- Short task -
In the El Khat text below, condense the paragraph beginning "El Khat is named after" into a short bulleted list that keeps its main facts.

- Supplied text -

_ _ _ _

We work with El Khat for Spain and Portugal and some specific events in other countries.
For bookings in other countries, contact with Swamp Booking.
El Khat is named after the drug that is widely chewed in the Middle East and is especially prevalent in Yemen. The band was created in 2018 and is led by Eyal El Wahab, a musician of Yemeni background with a rather unique musical career. He made his way into the Andalusian Orchestra in Jerusalem as a cellist, having taught himself while playing in the street, not knowing how to read music, learning the repertoire by ear as he went along and learning music theory in the meantime. This gave him a solid foundation, but his world changed when he was given “Qat, Coffee & Qambus: Raw 45s from Yemen”, an LP of traditional Yemeni music from the 1960s. It was like an epiphany. He left the orchestra, started building instruments and set up El Khat.

_ _ _ _

- Material supplied -
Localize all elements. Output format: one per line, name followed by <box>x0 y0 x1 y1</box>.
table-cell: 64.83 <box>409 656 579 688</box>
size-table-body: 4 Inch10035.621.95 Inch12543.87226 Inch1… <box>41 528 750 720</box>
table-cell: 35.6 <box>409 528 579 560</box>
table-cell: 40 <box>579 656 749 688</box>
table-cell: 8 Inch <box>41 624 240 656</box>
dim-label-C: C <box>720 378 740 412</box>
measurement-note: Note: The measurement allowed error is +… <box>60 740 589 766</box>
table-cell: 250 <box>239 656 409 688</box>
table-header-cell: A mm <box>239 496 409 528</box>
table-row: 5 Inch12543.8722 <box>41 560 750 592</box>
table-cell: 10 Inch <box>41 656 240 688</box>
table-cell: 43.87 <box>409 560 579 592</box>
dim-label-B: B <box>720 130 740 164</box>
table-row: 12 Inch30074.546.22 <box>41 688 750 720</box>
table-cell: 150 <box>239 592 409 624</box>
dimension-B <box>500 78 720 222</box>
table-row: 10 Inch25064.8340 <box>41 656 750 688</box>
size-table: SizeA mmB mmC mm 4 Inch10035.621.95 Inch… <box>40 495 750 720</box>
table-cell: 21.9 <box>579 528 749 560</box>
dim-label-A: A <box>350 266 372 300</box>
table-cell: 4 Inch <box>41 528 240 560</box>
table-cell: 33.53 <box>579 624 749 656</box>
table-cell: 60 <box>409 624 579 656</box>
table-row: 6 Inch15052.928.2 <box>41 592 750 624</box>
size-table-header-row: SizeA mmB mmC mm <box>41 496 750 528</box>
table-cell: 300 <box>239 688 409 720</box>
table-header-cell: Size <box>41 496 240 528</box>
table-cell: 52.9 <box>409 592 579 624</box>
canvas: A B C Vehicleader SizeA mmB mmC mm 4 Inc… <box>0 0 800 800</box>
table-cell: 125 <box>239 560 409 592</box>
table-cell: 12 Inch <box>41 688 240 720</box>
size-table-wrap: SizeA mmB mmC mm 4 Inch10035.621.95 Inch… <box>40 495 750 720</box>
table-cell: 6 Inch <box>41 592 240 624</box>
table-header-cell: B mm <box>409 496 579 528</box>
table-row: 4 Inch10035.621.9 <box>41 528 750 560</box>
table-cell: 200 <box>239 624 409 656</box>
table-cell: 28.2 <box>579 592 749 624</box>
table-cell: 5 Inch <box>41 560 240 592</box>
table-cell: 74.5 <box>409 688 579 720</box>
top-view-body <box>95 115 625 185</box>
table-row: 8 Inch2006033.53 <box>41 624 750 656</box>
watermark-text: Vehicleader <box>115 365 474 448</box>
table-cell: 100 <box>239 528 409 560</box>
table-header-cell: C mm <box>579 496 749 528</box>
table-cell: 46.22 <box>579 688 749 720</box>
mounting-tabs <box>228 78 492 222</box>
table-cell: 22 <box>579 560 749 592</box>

_ _ _ _

- Task result -
- El Khat takes its name from the drug widely chewed in the Middle East, especially in Yemen.
- The band was formed in 2018 and is led by Eyal El Wahab, a musician of Yemeni background.
- He taught himself cello playing in the street and joined the Andalusian Orchestra in Jerusalem without reading music, learning the repertoire by ear and studying theory along the way.
- An LP of 1960s traditional Yemeni music, "Qat, Coffee & Qambus: Raw 45s from Yemen," changed his direction.
- He then left the orchestra, began building instruments and founded El Khat.